### What this task involves
Report each line of the data that has "value" somewhere in it.

### Collected data

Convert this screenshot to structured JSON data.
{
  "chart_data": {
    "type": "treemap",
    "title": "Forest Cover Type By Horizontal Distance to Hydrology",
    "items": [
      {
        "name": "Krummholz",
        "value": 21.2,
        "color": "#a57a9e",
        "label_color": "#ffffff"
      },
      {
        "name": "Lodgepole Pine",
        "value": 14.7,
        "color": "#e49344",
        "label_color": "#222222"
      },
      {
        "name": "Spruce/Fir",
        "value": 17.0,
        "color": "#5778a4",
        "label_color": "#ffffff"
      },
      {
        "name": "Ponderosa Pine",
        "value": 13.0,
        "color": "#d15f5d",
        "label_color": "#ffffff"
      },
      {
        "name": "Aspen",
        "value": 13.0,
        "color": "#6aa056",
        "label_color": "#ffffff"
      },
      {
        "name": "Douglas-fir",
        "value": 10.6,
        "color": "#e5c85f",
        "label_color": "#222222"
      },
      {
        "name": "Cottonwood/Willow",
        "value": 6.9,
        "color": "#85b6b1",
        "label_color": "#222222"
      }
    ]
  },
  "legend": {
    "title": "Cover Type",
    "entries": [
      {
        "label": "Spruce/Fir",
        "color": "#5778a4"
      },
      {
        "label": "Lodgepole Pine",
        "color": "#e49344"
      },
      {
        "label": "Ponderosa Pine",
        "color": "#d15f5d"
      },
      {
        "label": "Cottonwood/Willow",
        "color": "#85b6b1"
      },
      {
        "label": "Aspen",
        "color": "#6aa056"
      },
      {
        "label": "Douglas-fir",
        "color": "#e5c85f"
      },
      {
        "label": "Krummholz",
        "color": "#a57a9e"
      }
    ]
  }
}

### The reply
        "value": 21.2,
        "value": 14.7,
        "value": 17.0,
        "value": 13.0,
        "value": 13.0,
        "value": 10.6,
        "value": 6.9,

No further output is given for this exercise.